**Exercise**
Report how many lines of the following entries include the string "handle"; respond with the number alone.

**Entries shown**
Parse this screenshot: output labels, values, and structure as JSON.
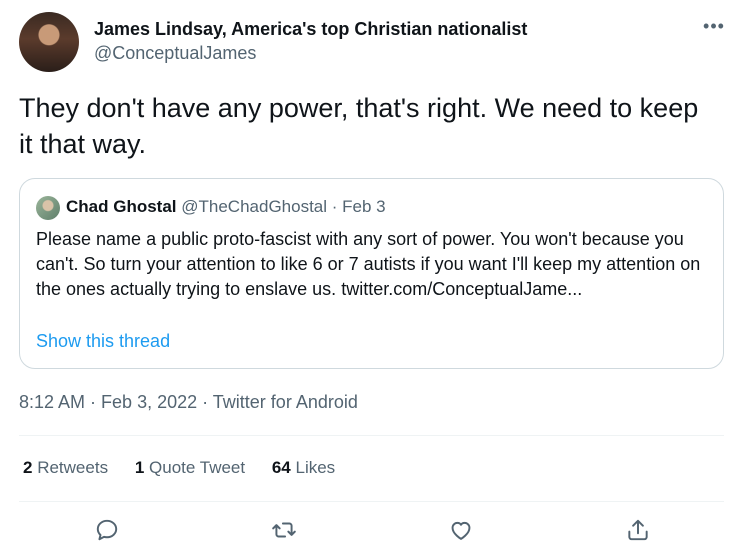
{
  "author": {
    "name": "James Lindsay, America's top Christian nationalist",
    "handle": "@ConceptualJames"
  },
  "tweet": {
    "text": "They don't have any power, that's right. We need to keep it that way."
  },
  "quote": {
    "name": "Chad Ghostal",
    "handle": "@TheChadGhostal",
    "separator": " · ",
    "date": "Feb 3",
    "text": "Please name a public proto-fascist with any sort of power. You won't because you can't. So turn your attention to like 6 or 7 autists if you want I'll keep my attention on the ones actually trying to enslave us.",
    "link": "twitter.com/ConceptualJame...",
    "show_thread": "Show this thread"
  },
  "meta": {
    "time": "8:12 AM",
    "date": "Feb 3, 2022",
    "source": "Twitter for Android",
    "separator": " · "
  },
  "stats": {
    "retweets_count": "2",
    "retweets_label": "Retweets",
    "quotes_count": "1",
    "quotes_label": "Quote Tweet",
    "likes_count": "64",
    "likes_label": "Likes"
  },
  "more_label": "•••",
  "icons": [
    "reply-icon",
    "retweet-icon",
    "like-icon",
    "share-icon"
  ],
  "colors": {
    "link": "#1d9bf0",
    "secondary": "#536471",
    "border": "#cfd9de"
  }
}
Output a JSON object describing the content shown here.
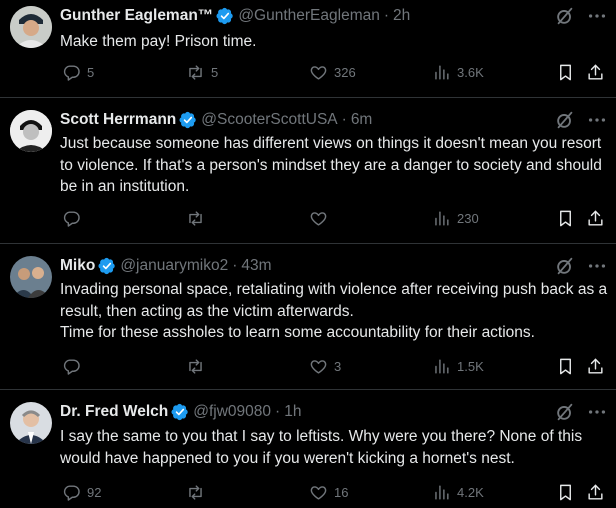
{
  "tweets": [
    {
      "name": "Gunther Eagleman™",
      "handle": "@GuntherEagleman",
      "time": "2h",
      "body": [
        "Make them pay!  Prison time."
      ],
      "replies": "5",
      "reposts": "5",
      "likes": "326",
      "views": "3.6K"
    },
    {
      "name": "Scott Herrmann",
      "handle": "@ScooterScottUSA",
      "time": "6m",
      "body": [
        "Just because someone has different views on things it doesn't mean you resort to violence. If that's a person's mindset they are a danger to society and should be in an institution."
      ],
      "replies": "",
      "reposts": "",
      "likes": "",
      "views": "230"
    },
    {
      "name": "Miko",
      "handle": "@januarymiko2",
      "time": "43m",
      "body": [
        "Invading personal space, retaliating with violence after receiving push back as a result, then acting as the victim afterwards.",
        "Time for these assholes to learn some accountability for their actions."
      ],
      "replies": "",
      "reposts": "",
      "likes": "3",
      "views": "1.5K"
    },
    {
      "name": "Dr. Fred Welch",
      "handle": "@fjw09080",
      "time": "1h",
      "body": [
        "I say the same to you that I say to leftists. Why were you there? None of this would have happened to you if you weren't kicking a hornet's nest."
      ],
      "replies": "92",
      "reposts": "",
      "likes": "16",
      "views": "4.2K"
    }
  ],
  "icons": {
    "verified": "verified-badge-icon",
    "grok": "grok-slash-icon",
    "more": "more-dots-icon",
    "reply": "reply-icon",
    "repost": "repost-icon",
    "like": "like-icon",
    "views": "views-icon",
    "bookmark": "bookmark-icon",
    "share": "share-icon"
  },
  "colors": {
    "background": "#000000",
    "text": "#e7e9ea",
    "muted": "#71767b",
    "verified": "#1d9bf0",
    "divider": "#2f3336"
  }
}
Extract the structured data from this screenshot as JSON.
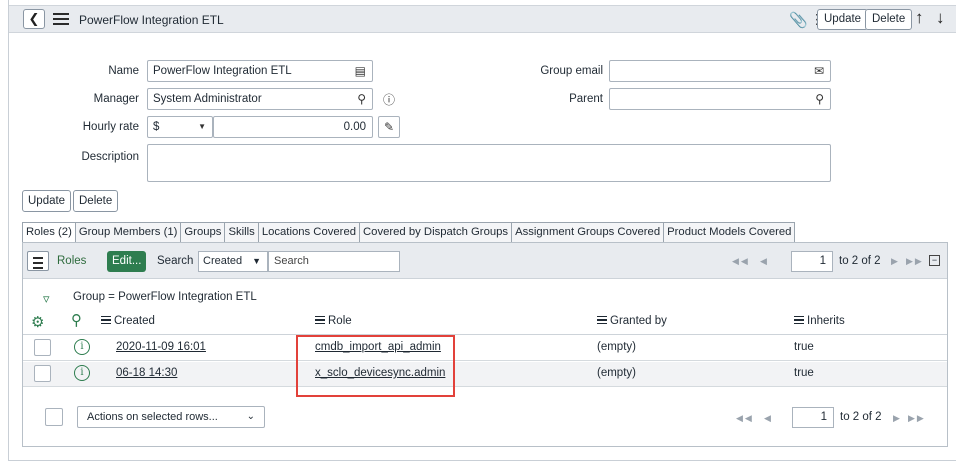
{
  "header": {
    "title": "PowerFlow Integration ETL",
    "update_label": "Update",
    "delete_label": "Delete",
    "more_label": "ooo"
  },
  "form": {
    "name_label": "Name",
    "name_value": "PowerFlow Integration ETL",
    "manager_label": "Manager",
    "manager_value": "System Administrator",
    "hourly_label": "Hourly rate",
    "currency_value": "$",
    "rate_value": "0.00",
    "description_label": "Description",
    "description_value": "",
    "group_email_label": "Group email",
    "group_email_value": "",
    "parent_label": "Parent",
    "parent_value": ""
  },
  "buttons": {
    "update": "Update",
    "delete": "Delete"
  },
  "tabs": [
    "Roles (2)",
    "Group Members (1)",
    "Groups",
    "Skills",
    "Locations Covered",
    "Covered by Dispatch Groups",
    "Assignment Groups Covered",
    "Product Models Covered"
  ],
  "related_list": {
    "roles_label": "Roles",
    "edit_label": "Edit...",
    "search_label": "Search",
    "search_field": "Created",
    "search_placeholder": "Search",
    "page_value": "1",
    "range_text": "to 2 of 2",
    "breadcrumb": "Group = PowerFlow Integration ETL",
    "columns": {
      "created": "Created",
      "role": "Role",
      "granted_by": "Granted by",
      "inherits": "Inherits"
    },
    "rows": [
      {
        "created": "2020-11-09 16:01",
        "role": "cmdb_import_api_admin",
        "granted_by": "(empty)",
        "inherits": "true"
      },
      {
        "created": "06-18 14:30",
        "role": "x_sclo_devicesync.admin",
        "granted_by": "(empty)",
        "inherits": "true"
      }
    ],
    "actions_placeholder": "Actions on selected rows...",
    "footer_page_value": "1",
    "footer_range_text": "to 2 of 2"
  },
  "colors": {
    "accent_green": "#2e7d4f",
    "highlight_red": "#e2413a",
    "header_bg": "#e8ebef"
  }
}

**Full response**
6